> SET TASK: Word for word, transcribe the lines below and drop the pictures.

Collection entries
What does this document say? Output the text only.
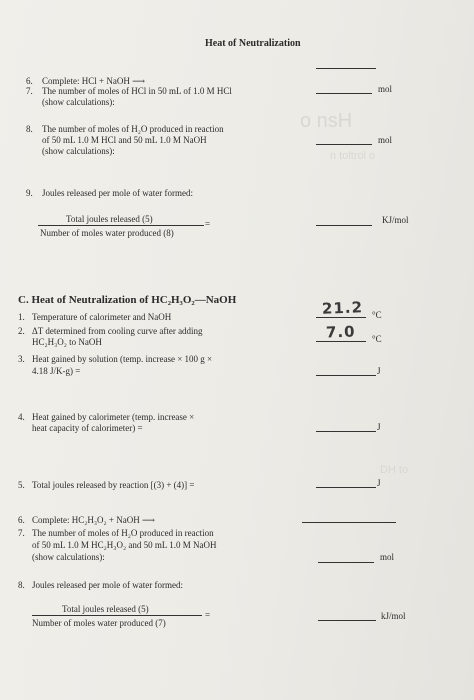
o nsH
n toltrol o
DH to
Heat of Neutralization
6. Complete: HCl + NaOH ⟶
7. The number of moles of HCl in 50 mL of 1.0 M HCl
(show calculations):
mol
8. The number of moles of H₂O produced in reaction
of 50 mL 1.0 M HCl and 50 mL 1.0 M NaOH
(show calculations):
mol
9. Joules released per mole of water formed:
Total joules released (5)
Number of moles water produced (8)
=	KJ/mol
C. Heat of Neutralization of HC₂H₃O₂—NaOH
1. Temperature of calorimeter and NaOH	21.2 °C
2. ΔT determined from cooling curve after adding
HC₂H₃O₂ to NaOH
7.0 °C
3. Heat gained by solution (temp. increase × 100 g ×
4.18 J/K-g) =	J
4. Heat gained by calorimeter (temp. increase ×
heat capacity of calorimeter) =	J
5. Total joules released by reaction [(3) + (4)] =	J
6. Complete: HC₂H₃O₂ + NaOH ⟶
7. The number of moles of H₂O produced in reaction
of 50 mL 1.0 M HC₂H₃O₂ and 50 mL 1.0 M NaOH
(show calculations):	mol
8. Joules released per mole of water formed:
Total joules released (5)
Number of moles water produced (7)
=	kJ/mol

> TASK SOLUTION:
What does this document say? Output the text only.
o nsH
n toltrol o
DH to
Heat of Neutralization
6. Complete: HCl + NaOH ⟶
7. The number of moles of HCl in 50 mL of 1.0 M HCl
(show calculations):
mol
8. The number of moles of H₂O produced in reaction
of 50 mL 1.0 M HCl and 50 mL 1.0 M NaOH
(show calculations):
mol
9. Joules released per mole of water formed:
Total joules released (5)
Number of moles water produced (8)
=	KJ/mol
C. Heat of Neutralization of HC₂H₃O₂—NaOH
1. Temperature of calorimeter and NaOH	21.2 °C
2. ΔT determined from cooling curve after adding
HC₂H₃O₂ to NaOH
7.0 °C
3. Heat gained by solution (temp. increase × 100 g ×
4.18 J/K-g) =	J
4. Heat gained by calorimeter (temp. increase ×
heat capacity of calorimeter) =	J
5. Total joules released by reaction [(3) + (4)] =	J
6. Complete: HC₂H₃O₂ + NaOH ⟶
7. The number of moles of H₂O produced in reaction
of 50 mL 1.0 M HC₂H₃O₂ and 50 mL 1.0 M NaOH
(show calculations):	mol
8. Joules released per mole of water formed:
Total joules released (5)
Number of moles water produced (7)
=	kJ/mol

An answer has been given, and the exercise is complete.